Challenge — Identify and reproduce every line holding the string "this".

Supplied records —
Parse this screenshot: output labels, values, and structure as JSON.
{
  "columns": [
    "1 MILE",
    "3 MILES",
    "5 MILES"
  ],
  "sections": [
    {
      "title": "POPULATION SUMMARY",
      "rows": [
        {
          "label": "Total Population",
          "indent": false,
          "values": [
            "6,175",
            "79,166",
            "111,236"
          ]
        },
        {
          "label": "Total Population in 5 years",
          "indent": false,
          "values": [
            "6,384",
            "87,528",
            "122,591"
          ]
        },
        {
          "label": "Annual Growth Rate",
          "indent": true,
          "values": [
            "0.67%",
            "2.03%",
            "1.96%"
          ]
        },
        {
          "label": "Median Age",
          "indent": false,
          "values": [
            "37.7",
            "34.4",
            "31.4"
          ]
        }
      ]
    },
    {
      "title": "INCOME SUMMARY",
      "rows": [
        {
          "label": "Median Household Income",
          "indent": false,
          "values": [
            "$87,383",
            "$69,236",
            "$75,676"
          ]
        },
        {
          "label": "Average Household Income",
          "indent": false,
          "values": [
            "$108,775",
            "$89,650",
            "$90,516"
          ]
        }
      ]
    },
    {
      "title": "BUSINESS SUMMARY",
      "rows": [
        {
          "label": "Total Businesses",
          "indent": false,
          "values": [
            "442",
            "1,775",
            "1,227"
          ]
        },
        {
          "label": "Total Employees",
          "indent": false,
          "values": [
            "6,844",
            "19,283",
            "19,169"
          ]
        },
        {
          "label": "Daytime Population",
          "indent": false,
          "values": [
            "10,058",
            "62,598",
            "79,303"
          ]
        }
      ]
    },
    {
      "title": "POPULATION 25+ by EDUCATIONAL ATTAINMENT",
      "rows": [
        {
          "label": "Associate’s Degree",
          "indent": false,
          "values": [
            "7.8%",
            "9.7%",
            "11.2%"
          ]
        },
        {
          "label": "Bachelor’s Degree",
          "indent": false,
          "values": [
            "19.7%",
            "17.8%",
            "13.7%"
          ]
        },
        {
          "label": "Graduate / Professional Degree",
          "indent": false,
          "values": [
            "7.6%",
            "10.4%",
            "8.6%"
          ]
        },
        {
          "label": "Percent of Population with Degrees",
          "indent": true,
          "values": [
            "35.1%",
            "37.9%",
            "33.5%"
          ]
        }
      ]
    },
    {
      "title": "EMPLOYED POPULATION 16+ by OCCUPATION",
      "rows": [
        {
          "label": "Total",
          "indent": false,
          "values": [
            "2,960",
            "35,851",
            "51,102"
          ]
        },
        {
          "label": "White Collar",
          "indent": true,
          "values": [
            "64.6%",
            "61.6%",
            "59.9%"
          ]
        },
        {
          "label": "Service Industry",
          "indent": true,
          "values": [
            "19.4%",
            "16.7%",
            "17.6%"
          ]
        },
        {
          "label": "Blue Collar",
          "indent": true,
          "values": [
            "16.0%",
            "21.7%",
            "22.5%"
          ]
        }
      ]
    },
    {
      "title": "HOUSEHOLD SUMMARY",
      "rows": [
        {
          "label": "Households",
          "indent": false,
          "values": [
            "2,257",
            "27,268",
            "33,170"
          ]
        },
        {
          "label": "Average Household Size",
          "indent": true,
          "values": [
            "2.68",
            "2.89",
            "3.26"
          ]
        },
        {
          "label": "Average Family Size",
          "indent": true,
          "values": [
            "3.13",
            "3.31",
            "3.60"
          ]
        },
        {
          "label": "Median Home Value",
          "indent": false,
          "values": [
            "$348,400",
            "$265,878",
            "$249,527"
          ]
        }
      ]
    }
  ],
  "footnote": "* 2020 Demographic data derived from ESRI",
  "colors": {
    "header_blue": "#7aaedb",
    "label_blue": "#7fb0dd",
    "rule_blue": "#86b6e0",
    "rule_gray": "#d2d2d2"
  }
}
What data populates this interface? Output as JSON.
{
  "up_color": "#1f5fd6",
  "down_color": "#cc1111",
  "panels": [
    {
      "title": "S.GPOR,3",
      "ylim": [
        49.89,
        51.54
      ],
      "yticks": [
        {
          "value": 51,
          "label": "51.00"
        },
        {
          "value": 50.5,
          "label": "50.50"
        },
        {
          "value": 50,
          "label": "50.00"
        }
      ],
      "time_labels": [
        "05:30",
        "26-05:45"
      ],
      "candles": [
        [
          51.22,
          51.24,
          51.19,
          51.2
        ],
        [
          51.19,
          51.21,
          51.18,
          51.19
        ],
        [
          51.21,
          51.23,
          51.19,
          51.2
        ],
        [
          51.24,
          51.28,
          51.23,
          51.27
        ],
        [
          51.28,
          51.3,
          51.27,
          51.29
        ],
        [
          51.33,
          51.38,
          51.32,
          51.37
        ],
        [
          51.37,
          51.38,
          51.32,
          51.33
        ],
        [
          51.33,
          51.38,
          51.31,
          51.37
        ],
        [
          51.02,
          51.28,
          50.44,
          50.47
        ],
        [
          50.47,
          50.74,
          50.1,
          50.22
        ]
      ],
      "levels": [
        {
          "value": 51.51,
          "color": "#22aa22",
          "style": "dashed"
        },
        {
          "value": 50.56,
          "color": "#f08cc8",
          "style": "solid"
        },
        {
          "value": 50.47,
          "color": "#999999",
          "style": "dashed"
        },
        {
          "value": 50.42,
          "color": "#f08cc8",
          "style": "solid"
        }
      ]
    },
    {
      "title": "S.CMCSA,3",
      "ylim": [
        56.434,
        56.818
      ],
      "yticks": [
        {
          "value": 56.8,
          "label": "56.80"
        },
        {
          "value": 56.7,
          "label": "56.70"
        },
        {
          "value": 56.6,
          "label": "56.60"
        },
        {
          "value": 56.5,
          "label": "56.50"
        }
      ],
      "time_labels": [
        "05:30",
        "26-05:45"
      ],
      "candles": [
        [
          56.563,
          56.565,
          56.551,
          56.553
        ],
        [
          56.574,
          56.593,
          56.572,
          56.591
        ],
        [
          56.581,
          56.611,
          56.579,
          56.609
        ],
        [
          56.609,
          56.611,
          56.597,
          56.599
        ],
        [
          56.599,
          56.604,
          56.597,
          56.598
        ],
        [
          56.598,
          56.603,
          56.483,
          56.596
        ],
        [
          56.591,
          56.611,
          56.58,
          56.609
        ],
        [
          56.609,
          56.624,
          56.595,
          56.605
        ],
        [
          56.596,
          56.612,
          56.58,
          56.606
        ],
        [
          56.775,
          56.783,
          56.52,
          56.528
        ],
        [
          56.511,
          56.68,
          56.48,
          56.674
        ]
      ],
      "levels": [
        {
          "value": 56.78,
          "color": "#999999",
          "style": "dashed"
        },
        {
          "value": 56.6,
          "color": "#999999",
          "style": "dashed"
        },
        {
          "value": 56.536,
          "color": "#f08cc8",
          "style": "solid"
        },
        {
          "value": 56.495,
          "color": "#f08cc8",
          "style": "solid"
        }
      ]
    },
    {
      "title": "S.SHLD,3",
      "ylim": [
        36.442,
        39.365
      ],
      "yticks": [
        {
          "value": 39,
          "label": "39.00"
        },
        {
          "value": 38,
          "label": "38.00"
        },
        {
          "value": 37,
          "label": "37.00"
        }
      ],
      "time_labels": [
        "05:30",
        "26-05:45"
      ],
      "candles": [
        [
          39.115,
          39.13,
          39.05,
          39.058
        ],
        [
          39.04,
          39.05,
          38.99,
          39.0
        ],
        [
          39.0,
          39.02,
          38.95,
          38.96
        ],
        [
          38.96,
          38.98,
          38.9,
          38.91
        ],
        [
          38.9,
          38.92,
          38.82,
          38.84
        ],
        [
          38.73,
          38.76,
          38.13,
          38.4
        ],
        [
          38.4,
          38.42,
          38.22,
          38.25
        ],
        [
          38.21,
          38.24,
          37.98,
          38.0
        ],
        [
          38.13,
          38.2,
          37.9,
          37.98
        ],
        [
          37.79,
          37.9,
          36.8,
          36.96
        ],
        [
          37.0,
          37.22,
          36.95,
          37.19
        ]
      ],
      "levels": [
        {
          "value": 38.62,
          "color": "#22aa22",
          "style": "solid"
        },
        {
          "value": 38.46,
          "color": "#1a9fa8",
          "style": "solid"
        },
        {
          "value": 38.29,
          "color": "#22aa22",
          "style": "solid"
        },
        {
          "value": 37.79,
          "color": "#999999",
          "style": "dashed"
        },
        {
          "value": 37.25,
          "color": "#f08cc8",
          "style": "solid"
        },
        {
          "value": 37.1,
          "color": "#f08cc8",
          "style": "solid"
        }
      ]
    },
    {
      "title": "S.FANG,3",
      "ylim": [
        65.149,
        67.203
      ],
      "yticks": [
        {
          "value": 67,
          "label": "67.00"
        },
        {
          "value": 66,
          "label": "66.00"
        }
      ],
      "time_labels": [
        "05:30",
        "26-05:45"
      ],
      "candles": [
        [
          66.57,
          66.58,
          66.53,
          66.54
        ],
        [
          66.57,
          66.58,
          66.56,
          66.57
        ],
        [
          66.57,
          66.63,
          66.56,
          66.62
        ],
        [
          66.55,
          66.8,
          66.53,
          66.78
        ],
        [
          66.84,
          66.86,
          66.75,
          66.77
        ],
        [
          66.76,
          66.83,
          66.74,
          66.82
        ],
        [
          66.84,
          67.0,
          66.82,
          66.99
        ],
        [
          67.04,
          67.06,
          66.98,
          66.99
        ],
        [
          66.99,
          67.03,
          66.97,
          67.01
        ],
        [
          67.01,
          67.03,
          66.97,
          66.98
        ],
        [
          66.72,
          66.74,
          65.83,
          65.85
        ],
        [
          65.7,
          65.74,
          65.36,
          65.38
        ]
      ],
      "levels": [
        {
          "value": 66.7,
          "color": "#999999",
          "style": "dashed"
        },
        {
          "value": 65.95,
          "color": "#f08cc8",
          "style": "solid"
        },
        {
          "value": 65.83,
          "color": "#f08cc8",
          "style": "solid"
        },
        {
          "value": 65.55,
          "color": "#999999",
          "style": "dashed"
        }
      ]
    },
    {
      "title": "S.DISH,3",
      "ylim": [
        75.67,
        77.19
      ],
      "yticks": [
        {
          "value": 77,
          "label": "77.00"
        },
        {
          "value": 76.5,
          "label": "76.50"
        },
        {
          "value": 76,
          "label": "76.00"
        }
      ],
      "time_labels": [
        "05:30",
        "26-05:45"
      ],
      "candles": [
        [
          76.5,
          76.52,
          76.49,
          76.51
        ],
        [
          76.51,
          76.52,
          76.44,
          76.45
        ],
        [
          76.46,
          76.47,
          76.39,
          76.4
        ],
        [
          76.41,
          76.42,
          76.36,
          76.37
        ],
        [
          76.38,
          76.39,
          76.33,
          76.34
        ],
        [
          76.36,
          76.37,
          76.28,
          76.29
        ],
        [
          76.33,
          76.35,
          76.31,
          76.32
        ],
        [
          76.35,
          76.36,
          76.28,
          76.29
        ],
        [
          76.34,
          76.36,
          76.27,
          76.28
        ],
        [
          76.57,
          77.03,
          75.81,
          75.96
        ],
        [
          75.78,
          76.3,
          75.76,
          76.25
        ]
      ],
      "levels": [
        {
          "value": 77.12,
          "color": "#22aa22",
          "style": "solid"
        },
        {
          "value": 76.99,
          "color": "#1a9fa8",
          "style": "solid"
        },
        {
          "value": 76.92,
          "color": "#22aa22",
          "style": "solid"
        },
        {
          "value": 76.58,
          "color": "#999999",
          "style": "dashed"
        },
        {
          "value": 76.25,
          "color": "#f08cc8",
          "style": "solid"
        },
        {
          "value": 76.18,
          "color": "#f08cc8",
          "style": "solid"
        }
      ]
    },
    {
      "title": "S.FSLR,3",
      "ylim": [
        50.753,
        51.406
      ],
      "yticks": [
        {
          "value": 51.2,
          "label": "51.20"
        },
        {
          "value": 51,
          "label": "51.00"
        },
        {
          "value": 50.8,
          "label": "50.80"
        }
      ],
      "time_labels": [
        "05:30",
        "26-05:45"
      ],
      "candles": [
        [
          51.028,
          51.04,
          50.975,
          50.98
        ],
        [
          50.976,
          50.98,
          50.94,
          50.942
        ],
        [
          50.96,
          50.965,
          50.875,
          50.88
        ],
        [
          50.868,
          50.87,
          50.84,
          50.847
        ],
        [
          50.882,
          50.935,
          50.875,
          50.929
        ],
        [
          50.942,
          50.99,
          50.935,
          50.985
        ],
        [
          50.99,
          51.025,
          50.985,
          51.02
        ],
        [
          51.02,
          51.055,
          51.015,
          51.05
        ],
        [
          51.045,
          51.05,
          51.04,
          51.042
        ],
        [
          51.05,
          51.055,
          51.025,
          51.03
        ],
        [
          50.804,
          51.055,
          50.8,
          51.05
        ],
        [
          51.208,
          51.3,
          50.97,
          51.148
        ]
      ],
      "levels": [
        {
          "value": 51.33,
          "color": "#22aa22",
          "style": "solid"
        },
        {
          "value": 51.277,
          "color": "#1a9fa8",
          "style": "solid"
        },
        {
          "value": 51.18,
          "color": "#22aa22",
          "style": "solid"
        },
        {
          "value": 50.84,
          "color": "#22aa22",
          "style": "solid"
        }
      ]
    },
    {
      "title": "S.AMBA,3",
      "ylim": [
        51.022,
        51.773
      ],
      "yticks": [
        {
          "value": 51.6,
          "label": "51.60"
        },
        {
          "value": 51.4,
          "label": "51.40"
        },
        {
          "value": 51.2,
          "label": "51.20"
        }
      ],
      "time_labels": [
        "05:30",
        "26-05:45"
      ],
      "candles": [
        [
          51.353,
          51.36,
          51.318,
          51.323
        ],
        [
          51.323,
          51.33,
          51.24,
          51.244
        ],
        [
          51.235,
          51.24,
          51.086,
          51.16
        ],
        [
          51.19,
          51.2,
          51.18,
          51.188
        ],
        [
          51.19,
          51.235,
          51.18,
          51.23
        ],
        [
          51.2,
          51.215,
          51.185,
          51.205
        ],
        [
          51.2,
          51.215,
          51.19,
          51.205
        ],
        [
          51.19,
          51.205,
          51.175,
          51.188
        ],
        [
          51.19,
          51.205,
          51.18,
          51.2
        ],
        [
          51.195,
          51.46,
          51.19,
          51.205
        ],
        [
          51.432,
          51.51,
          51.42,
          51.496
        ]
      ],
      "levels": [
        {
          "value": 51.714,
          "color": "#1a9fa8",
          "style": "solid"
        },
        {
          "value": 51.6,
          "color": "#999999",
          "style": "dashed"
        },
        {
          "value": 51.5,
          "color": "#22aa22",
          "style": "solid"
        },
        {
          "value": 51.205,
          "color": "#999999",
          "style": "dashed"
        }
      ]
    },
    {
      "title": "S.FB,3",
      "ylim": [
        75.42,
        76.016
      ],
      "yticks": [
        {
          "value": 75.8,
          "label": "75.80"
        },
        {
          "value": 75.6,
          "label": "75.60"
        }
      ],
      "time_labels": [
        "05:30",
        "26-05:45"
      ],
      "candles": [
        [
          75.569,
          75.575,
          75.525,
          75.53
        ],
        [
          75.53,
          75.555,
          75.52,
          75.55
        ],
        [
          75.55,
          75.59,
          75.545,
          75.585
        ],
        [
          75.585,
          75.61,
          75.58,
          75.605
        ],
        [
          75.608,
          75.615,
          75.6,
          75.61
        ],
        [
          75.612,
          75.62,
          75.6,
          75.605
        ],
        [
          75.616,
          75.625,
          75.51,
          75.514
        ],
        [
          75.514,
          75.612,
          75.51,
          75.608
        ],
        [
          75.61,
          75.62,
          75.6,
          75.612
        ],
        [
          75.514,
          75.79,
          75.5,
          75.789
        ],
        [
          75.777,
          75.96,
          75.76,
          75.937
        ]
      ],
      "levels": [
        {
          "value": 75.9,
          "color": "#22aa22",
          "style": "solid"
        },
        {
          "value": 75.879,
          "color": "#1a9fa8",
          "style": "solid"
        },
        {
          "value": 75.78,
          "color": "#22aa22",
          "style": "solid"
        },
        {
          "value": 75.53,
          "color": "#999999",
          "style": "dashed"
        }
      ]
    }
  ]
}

Reply to the task —
Parse this screenshot: output labels, values, and structure as JSON.
What data populates this interface? Output as JSON.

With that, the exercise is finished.